* Source material
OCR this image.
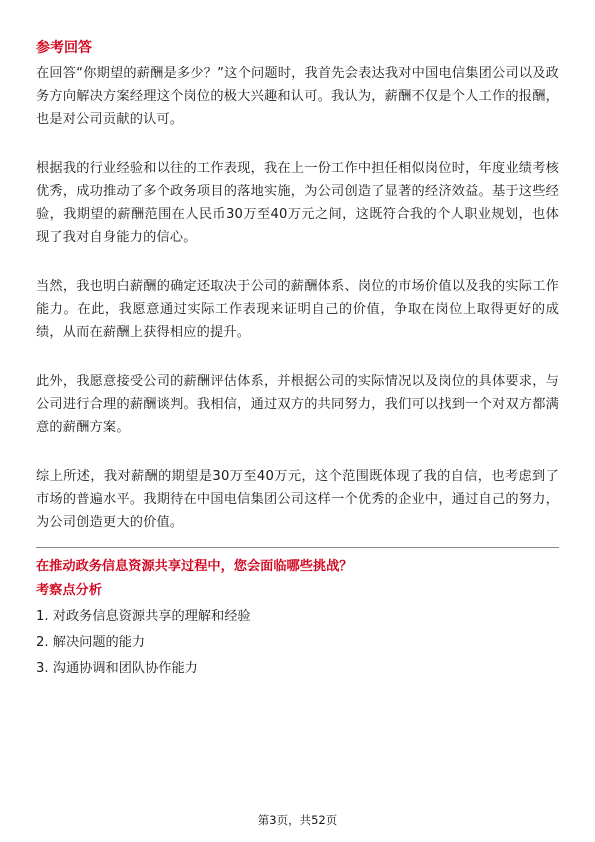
参考回答

在回答“你期望的薪酬是多少？”这个问题时，我首先会表达我对中国电信集团公司以及政务方向解决方案经理这个岗位的极大兴趣和认可。我认为，薪酬不仅是个人工作的报酬，也是对公司贡献的认可。

根据我的行业经验和以往的工作表现，我在上一份工作中担任相似岗位时，年度业绩考核优秀，成功推动了多个政务项目的落地实施，为公司创造了显著的经济效益。基于这些经验，我期望的薪酬范围在人民币30万至40万元之间，这既符合我的个人职业规划，也体现了我对自身能力的信心。

当然，我也明白薪酬的确定还取决于公司的薪酬体系、岗位的市场价值以及我的实际工作能力。在此，我愿意通过实际工作表现来证明自己的价值，争取在岗位上取得更好的成绩，从而在薪酬上获得相应的提升。

此外，我愿意接受公司的薪酬评估体系，并根据公司的实际情况以及岗位的具体要求，与公司进行合理的薪酬谈判。我相信，通过双方的共同努力，我们可以找到一个对双方都满意的薪酬方案。

综上所述，我对薪酬的期望是30万至40万元，这个范围既体现了我的自信，也考虑到了市场的普遍水平。我期待在中国电信集团公司这样一个优秀的企业中，通过自己的努力，为公司创造更大的价值。

在推动政务信息资源共享过程中，您会面临哪些挑战？

考察点分析

1. 对政务信息资源共享的理解和经验
2. 解决问题的能力
3. 沟通协调和团队协作能力
第3页，共52页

* Stated problem
Word for word, quote the full listing, omitting every picture.

* Answer in full
OCR this image.
参考回答

在回答“你期望的薪酬是多少？”这个问题时，我首先会表达我对中国电信集团公司以及政务方向解决方案经理这个岗位的极大兴趣和认可。我认为，薪酬不仅是个人工作的报酬，也是对公司贡献的认可。

根据我的行业经验和以往的工作表现，我在上一份工作中担任相似岗位时，年度业绩考核优秀，成功推动了多个政务项目的落地实施，为公司创造了显著的经济效益。基于这些经验，我期望的薪酬范围在人民币30万至40万元之间，这既符合我的个人职业规划，也体现了我对自身能力的信心。

当然，我也明白薪酬的确定还取决于公司的薪酬体系、岗位的市场价值以及我的实际工作能力。在此，我愿意通过实际工作表现来证明自己的价值，争取在岗位上取得更好的成绩，从而在薪酬上获得相应的提升。

此外，我愿意接受公司的薪酬评估体系，并根据公司的实际情况以及岗位的具体要求，与公司进行合理的薪酬谈判。我相信，通过双方的共同努力，我们可以找到一个对双方都满意的薪酬方案。

综上所述，我对薪酬的期望是30万至40万元，这个范围既体现了我的自信，也考虑到了市场的普遍水平。我期待在中国电信集团公司这样一个优秀的企业中，通过自己的努力，为公司创造更大的价值。

在推动政务信息资源共享过程中，您会面临哪些挑战？

考察点分析

1. 对政务信息资源共享的理解和经验
2. 解决问题的能力
3. 沟通协调和团队协作能力
第3页，共52页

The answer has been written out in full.